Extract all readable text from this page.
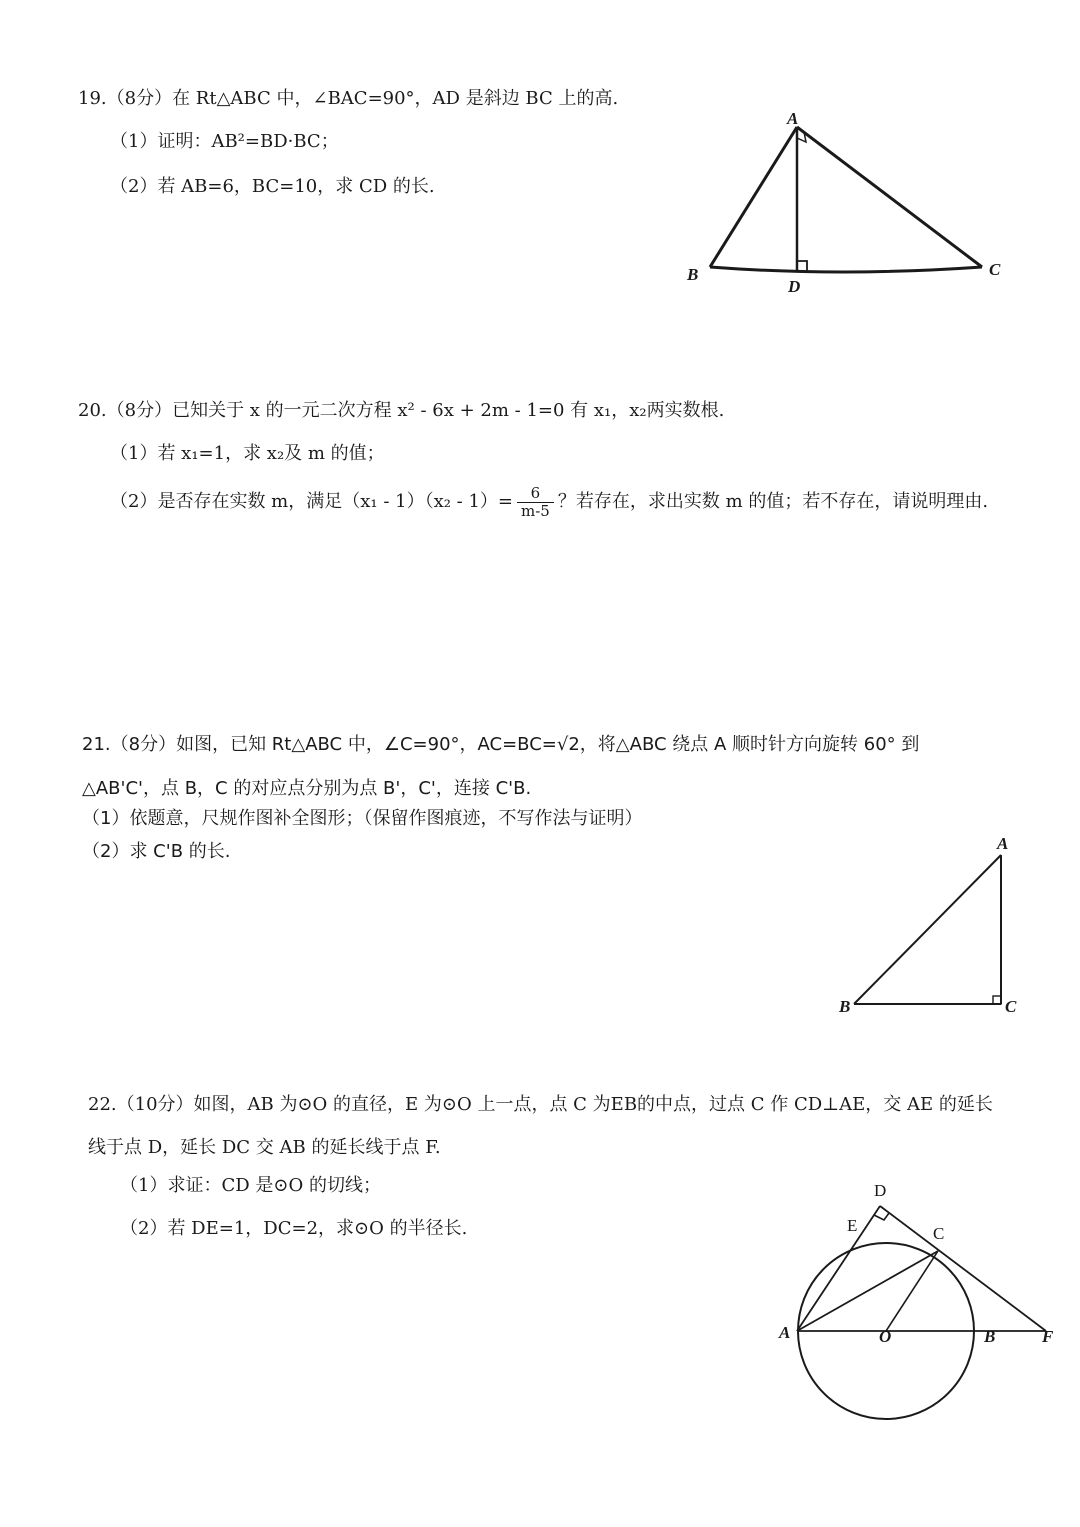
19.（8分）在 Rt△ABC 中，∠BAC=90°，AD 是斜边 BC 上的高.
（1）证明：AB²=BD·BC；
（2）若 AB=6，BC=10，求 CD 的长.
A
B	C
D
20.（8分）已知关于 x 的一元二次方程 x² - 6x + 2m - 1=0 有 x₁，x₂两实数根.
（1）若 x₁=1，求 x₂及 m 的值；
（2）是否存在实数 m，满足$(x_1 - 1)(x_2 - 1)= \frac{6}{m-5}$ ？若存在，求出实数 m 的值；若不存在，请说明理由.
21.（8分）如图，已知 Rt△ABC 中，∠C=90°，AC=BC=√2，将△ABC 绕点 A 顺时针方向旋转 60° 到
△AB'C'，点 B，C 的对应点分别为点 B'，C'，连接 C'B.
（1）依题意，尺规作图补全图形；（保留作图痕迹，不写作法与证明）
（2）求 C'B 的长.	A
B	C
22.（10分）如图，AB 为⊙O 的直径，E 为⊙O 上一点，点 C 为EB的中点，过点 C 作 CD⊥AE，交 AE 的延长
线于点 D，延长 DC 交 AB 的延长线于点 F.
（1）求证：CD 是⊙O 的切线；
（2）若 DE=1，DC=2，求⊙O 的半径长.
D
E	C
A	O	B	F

=======

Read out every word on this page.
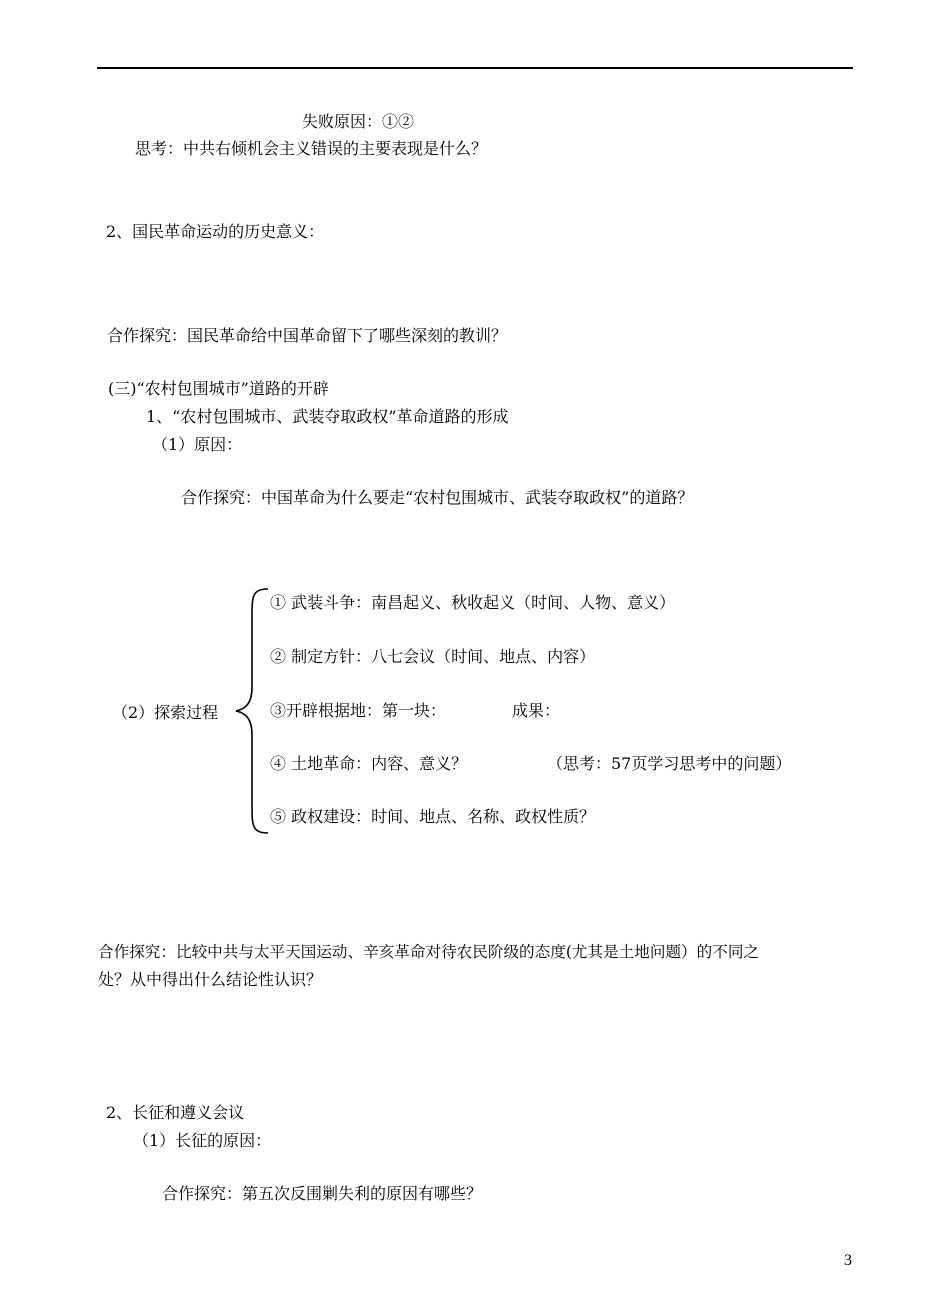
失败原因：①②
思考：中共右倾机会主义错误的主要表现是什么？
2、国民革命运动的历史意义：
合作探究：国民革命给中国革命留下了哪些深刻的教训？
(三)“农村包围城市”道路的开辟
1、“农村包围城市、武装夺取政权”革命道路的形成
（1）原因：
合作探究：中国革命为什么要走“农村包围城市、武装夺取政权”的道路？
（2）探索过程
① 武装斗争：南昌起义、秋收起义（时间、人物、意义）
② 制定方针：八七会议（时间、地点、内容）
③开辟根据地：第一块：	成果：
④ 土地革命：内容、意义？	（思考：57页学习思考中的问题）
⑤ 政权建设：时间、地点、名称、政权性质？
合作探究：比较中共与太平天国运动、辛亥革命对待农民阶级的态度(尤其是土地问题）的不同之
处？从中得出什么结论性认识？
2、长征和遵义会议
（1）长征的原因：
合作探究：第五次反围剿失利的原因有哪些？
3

=======

Report the number of lines holding the string "this", without any other words.

FINISHED TASK: 2